> Task objective
Would you restate all the data that follows, word for word?

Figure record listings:

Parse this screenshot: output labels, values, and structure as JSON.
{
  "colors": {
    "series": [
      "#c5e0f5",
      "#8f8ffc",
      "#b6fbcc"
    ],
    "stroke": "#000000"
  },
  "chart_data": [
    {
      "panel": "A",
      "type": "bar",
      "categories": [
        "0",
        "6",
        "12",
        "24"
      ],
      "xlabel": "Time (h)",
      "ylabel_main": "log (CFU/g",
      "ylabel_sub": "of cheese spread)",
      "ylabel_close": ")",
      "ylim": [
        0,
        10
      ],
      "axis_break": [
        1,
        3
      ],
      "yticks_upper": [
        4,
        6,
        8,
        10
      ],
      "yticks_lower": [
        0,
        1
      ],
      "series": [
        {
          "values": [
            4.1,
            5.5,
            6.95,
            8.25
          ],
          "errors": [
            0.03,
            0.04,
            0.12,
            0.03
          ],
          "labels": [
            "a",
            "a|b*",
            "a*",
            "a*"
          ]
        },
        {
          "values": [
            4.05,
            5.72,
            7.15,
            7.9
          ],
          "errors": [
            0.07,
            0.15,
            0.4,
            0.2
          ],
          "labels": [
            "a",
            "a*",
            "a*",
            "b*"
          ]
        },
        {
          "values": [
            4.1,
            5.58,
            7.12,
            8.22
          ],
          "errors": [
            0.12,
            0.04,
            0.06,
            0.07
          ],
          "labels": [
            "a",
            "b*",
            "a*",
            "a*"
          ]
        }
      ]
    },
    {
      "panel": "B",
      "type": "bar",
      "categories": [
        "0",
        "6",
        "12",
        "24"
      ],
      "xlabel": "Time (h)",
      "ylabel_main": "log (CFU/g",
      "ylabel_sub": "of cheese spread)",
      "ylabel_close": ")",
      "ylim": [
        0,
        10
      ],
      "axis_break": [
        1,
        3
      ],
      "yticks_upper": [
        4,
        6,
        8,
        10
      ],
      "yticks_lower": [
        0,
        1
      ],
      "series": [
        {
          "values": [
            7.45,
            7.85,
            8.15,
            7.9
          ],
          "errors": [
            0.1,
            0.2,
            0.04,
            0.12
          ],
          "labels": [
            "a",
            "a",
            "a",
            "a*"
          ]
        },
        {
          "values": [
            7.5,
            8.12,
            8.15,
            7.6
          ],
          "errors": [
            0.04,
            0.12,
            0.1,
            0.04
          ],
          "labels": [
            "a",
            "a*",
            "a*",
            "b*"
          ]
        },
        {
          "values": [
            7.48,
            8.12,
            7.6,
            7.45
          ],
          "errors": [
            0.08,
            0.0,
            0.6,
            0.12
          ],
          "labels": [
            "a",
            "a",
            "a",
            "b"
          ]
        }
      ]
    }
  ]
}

> Task solution
Parse this screenshot: output labels, values, and structure as JSON.
{
  "colors": {
    "series": [
      "#c5e0f5",
      "#8f8ffc",
      "#b6fbcc"
    ],
    "stroke": "#000000"
  },
  "chart_data": [
    {
      "panel": "A",
      "type": "bar",
      "categories": [
        "0",
        "6",
        "12",
        "24"
      ],
      "xlabel": "Time (h)",
      "ylabel_main": "log (CFU/g",
      "ylabel_sub": "of cheese spread)",
      "ylabel_close": ")",
      "ylim": [
        0,
        10
      ],
      "axis_break": [
        1,
        3
      ],
      "yticks_upper": [
        4,
        6,
        8,
        10
      ],
      "yticks_lower": [
        0,
        1
      ],
      "series": [
        {
          "values": [
            4.1,
            5.5,
            6.95,
            8.25
          ],
          "errors": [
            0.03,
            0.04,
            0.12,
            0.03
          ],
          "labels": [
            "a",
            "a|b*",
            "a*",
            "a*"
          ]
        },
        {
          "values": [
            4.05,
            5.72,
            7.15,
            7.9
          ],
          "errors": [
            0.07,
            0.15,
            0.4,
            0.2
          ],
          "labels": [
            "a",
            "a*",
            "a*",
            "b*"
          ]
        },
        {
          "values": [
            4.1,
            5.58,
            7.12,
            8.22
          ],
          "errors": [
            0.12,
            0.04,
            0.06,
            0.07
          ],
          "labels": [
            "a",
            "b*",
            "a*",
            "a*"
          ]
        }
      ]
    },
    {
      "panel": "B",
      "type": "bar",
      "categories": [
        "0",
        "6",
        "12",
        "24"
      ],
      "xlabel": "Time (h)",
      "ylabel_main": "log (CFU/g",
      "ylabel_sub": "of cheese spread)",
      "ylabel_close": ")",
      "ylim": [
        0,
        10
      ],
      "axis_break": [
        1,
        3
      ],
      "yticks_upper": [
        4,
        6,
        8,
        10
      ],
      "yticks_lower": [
        0,
        1
      ],
      "series": [
        {
          "values": [
            7.45,
            7.85,
            8.15,
            7.9
          ],
          "errors": [
            0.1,
            0.2,
            0.04,
            0.12
          ],
          "labels": [
            "a",
            "a",
            "a",
            "a*"
          ]
        },
        {
          "values": [
            7.5,
            8.12,
            8.15,
            7.6
          ],
          "errors": [
            0.04,
            0.12,
            0.1,
            0.04
          ],
          "labels": [
            "a",
            "a*",
            "a*",
            "b*"
          ]
        },
        {
          "values": [
            7.48,
            8.12,
            7.6,
            7.45
          ],
          "errors": [
            0.08,
            0.0,
            0.6,
            0.12
          ],
          "labels": [
            "a",
            "a",
            "a",
            "b"
          ]
        }
      ]
    }
  ]
}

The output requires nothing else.